Aufgaben:
1/ Beantworten Sie anhand des Artikels über Westerwelles Äußerungen zu Schröder folgende Fragen:
(a) Welcher Partei gehört Gerhard Schröder laut Artikel an?
(b) Welcher Zeitung gegenüber äußerte sich Westerwelle?
(c) Was sollten wir laut Westerwelle tun, wenn man kein Land mehr besuchen wollte, in dem auch mal „dorftrottelig und bierlaunig“ über Deutschland gesprochen wird?
2/ Setzen Sie den Artikel über Westerwelles Äußerungen zu Schröder im Anschluss an seinen letzten Satz fort.

---------- Text

„Sommer-Pausen-Kindergarten-pubertärer-Blödsinn“
Westerwelle: Schröder übertreibt

Der FDP-Vorsitzende Guido Westerwelle hält die Verstimmung von Bundeskanzler Gerhard Schröder (SPD) gegenüber der italienischen Regierung für überzogen.

HB/dpa AUGSBURG. „Ich möchte mal irgendeinen erleben, der im Urlaub nicht über die Stränge schlägt“, sagte Westerwelle der „Augsburger Allgemeinen“ (Mittwoch). Wenn man kein Land mehr besuchen wollte, „in dem nicht auch mal dorftrottelig und bierlaunig über Deutschland gesprochen wird, dann sollten wir zu Hause bleiben“.

--------------------
---------- Vorliegendes Material

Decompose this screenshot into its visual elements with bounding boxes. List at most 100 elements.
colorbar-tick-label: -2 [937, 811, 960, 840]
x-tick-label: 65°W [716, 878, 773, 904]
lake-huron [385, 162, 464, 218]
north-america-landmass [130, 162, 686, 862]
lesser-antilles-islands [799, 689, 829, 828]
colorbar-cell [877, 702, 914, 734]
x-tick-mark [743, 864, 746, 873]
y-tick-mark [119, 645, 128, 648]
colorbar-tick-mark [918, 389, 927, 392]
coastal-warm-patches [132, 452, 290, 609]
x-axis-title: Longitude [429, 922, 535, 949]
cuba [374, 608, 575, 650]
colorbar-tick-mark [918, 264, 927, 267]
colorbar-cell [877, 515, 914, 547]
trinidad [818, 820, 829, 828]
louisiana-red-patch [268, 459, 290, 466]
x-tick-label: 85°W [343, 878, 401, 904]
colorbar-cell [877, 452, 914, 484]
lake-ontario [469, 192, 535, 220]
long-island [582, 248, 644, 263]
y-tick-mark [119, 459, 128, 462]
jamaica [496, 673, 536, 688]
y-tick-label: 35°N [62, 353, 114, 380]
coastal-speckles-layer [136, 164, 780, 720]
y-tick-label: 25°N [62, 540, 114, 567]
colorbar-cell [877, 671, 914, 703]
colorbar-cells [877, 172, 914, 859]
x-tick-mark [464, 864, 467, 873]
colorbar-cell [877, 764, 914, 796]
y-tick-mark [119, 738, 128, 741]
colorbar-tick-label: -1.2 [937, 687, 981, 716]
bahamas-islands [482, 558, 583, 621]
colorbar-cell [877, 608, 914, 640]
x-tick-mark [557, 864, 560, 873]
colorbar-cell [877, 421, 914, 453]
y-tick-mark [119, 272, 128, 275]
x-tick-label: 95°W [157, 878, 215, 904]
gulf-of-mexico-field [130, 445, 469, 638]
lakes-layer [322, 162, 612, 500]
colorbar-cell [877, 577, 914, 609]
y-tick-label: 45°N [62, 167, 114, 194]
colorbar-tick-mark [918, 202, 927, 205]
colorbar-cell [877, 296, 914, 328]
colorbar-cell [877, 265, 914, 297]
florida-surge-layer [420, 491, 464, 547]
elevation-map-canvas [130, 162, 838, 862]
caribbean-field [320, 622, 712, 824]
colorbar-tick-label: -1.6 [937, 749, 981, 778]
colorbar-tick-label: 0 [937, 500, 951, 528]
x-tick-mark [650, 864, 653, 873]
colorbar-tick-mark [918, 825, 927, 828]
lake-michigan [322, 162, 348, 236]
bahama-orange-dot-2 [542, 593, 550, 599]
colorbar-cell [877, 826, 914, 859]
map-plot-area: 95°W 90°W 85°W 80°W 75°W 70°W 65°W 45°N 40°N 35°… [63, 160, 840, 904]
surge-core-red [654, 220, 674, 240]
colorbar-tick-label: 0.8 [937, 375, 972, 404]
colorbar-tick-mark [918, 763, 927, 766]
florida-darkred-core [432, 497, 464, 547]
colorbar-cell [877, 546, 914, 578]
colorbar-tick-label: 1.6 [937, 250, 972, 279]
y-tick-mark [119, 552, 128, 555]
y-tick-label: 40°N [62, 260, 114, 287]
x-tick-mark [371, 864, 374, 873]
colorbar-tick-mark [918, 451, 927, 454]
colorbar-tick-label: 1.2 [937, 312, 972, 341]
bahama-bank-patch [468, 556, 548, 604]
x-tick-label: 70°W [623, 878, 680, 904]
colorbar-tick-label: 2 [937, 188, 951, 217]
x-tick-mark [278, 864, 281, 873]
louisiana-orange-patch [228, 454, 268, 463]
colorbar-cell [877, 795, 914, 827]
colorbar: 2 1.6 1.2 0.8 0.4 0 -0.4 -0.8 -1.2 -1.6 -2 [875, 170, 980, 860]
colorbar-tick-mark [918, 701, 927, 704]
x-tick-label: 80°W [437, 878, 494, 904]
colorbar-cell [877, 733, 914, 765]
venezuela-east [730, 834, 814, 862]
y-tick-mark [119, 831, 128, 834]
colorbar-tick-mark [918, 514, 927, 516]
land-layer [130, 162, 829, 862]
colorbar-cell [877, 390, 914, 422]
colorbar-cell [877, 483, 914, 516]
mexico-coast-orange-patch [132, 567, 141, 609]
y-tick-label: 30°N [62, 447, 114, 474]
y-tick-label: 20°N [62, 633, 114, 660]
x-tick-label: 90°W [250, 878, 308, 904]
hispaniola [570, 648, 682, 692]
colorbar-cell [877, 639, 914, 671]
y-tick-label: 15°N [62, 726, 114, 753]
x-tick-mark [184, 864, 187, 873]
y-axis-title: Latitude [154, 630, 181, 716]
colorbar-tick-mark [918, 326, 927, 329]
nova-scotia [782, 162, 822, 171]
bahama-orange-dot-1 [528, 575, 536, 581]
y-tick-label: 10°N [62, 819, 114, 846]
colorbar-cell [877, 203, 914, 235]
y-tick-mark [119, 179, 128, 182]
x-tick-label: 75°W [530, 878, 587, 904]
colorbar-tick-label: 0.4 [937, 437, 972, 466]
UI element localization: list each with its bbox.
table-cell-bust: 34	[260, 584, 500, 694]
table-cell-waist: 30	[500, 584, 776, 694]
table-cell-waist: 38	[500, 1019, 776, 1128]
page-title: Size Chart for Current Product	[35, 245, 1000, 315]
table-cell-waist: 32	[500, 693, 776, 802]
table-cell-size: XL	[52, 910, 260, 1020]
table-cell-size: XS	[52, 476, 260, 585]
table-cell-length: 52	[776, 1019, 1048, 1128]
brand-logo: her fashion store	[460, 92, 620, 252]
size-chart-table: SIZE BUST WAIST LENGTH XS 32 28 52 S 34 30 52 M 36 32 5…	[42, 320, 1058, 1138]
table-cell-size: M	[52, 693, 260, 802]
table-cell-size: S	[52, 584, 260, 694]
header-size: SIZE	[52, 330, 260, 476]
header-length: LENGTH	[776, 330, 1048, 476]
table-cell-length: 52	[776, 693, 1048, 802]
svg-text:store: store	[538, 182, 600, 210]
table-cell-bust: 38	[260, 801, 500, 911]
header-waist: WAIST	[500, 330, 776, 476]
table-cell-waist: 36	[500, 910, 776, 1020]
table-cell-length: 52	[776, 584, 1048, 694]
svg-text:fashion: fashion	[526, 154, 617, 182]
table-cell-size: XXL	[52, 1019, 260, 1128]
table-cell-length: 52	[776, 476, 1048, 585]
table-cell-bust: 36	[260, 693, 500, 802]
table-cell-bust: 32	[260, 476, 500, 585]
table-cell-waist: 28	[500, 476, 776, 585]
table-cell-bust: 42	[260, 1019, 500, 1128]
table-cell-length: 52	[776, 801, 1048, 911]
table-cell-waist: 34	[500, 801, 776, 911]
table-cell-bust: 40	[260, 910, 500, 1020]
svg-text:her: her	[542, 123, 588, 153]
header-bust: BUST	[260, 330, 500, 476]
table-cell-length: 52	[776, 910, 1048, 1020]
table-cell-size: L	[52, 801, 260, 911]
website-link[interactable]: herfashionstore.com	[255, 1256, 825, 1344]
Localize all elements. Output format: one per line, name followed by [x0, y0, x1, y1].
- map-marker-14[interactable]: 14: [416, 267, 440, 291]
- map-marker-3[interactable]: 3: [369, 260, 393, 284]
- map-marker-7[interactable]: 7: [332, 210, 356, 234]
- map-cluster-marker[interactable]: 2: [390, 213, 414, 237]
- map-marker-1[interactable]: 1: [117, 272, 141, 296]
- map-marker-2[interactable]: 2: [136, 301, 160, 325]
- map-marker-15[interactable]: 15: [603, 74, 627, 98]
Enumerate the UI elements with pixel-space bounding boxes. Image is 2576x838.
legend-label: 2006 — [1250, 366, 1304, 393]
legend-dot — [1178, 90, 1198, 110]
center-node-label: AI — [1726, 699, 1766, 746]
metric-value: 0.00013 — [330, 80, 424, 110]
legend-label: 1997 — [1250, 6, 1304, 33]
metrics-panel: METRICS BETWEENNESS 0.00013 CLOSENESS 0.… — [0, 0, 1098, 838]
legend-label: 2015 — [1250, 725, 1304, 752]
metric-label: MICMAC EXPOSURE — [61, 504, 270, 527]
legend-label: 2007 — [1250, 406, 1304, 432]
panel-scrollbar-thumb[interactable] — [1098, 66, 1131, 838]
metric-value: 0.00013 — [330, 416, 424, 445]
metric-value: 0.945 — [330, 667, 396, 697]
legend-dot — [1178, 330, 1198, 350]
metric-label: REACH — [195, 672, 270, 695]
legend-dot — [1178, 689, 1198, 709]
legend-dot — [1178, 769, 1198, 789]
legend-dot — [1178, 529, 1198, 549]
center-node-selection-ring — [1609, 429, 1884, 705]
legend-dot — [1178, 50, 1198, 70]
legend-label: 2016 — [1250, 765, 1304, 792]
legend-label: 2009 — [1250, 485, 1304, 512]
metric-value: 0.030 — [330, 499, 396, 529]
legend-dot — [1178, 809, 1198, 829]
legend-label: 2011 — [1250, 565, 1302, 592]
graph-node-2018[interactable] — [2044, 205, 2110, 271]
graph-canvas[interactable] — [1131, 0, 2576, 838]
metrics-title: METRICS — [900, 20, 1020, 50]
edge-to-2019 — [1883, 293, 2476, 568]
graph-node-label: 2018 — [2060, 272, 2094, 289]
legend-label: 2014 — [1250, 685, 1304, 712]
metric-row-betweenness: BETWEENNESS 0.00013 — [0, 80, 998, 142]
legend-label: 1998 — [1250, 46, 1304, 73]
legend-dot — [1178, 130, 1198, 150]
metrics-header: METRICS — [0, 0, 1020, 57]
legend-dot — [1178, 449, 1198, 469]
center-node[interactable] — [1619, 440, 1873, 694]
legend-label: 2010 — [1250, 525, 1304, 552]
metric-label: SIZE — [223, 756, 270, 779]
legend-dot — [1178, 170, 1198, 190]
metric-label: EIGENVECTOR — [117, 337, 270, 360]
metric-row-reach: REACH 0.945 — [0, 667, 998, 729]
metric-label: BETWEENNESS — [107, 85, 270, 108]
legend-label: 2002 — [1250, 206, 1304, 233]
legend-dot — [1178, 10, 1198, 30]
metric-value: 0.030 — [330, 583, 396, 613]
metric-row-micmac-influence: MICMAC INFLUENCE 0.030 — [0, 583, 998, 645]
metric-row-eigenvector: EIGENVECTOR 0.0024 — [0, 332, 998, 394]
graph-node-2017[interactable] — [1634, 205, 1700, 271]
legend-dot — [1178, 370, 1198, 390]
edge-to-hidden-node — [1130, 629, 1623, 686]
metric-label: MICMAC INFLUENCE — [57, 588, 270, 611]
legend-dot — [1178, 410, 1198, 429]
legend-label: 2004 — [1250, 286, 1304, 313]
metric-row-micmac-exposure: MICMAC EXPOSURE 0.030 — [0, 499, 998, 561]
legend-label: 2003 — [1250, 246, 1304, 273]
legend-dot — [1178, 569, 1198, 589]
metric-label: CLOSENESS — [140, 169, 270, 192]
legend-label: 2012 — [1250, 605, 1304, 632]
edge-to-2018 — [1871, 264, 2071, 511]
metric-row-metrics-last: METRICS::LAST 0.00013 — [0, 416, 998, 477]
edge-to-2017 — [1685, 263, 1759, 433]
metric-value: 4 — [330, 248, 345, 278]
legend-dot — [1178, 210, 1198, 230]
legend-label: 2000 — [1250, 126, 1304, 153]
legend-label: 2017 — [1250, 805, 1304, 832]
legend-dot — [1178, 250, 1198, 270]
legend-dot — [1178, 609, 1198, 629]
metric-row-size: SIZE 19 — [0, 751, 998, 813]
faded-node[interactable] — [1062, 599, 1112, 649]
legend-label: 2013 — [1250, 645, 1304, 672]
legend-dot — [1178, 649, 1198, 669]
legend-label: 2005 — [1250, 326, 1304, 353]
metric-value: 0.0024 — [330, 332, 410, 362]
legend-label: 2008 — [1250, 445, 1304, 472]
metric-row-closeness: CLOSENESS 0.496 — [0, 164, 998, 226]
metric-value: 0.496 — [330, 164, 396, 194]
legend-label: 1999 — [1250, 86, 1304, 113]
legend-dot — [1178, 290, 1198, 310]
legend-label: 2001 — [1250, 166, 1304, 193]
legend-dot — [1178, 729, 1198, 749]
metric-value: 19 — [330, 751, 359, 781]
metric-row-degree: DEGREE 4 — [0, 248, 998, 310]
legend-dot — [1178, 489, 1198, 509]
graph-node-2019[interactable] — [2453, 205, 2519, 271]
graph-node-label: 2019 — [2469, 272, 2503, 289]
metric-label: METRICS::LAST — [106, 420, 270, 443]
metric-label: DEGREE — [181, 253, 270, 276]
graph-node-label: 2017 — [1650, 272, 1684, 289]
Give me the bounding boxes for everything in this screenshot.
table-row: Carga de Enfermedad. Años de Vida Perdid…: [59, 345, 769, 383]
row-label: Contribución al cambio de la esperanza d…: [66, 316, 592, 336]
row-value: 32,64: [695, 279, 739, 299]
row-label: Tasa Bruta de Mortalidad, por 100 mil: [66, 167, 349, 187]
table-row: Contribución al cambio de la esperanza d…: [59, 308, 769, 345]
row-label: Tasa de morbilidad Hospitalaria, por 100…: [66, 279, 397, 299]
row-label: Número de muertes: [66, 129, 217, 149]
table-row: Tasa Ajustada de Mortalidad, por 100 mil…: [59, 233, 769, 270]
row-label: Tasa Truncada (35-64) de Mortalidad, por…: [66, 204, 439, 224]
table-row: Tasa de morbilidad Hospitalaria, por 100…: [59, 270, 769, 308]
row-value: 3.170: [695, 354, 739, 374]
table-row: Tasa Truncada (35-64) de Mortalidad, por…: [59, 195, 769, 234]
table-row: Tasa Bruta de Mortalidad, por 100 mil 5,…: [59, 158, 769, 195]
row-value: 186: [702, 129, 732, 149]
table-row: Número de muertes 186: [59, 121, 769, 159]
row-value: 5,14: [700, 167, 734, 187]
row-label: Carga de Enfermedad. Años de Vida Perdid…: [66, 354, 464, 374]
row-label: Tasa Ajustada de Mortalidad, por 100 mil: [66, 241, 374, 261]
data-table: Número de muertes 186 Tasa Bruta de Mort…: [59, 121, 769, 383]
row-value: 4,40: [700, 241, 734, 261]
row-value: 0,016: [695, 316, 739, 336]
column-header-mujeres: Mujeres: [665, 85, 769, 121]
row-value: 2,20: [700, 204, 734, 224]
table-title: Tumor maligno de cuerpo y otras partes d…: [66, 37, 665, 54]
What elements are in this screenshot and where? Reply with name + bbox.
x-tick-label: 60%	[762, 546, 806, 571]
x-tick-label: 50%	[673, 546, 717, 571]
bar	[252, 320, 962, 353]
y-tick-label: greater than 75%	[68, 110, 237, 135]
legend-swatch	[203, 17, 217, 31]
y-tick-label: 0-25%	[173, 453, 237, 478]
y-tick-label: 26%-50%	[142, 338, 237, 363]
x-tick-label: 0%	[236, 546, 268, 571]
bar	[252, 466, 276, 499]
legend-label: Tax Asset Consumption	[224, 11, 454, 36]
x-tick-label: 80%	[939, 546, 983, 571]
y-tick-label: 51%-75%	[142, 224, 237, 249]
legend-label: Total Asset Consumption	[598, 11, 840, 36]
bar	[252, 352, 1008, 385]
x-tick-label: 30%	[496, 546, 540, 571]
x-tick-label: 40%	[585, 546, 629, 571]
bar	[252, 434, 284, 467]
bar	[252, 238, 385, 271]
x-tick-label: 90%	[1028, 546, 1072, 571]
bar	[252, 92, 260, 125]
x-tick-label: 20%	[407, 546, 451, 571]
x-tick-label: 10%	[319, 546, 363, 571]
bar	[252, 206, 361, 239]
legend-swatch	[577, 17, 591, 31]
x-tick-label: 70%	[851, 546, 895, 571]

--------------------

Lösungen:
1/
(a) Der SPD.
(b) Der „Augsburger Allgemeinen“.
(c) Zu Hause bleiben.

2/
Der italienische Tourismus-Staatssekretär Stefano Stefani hatte in einem Artikel deutsche Touristen unter anderem als rülpsenden Pöbel und als „stereotypisierte Blonde mit hypernationalistischem Stolz“ geschildert. Schröder drohte daraufhin damit, nicht nach Italien in den Urlaub zu fahren, falls die Äußerungen Stefanis „ohne Konsequenzen“ blieben.

Westerwelle nannte den Streit einen „Sommer-Pausen-Kindergarten- pubertärer-Blödsinn“. Für „übertrieben bis albern“ hält er die Reaktion des Kanzlers auf die „Äußerungen des „Pomodore- Staatssekretärs“ aus „irgendeinem italienischen Berg-See-Dorf““.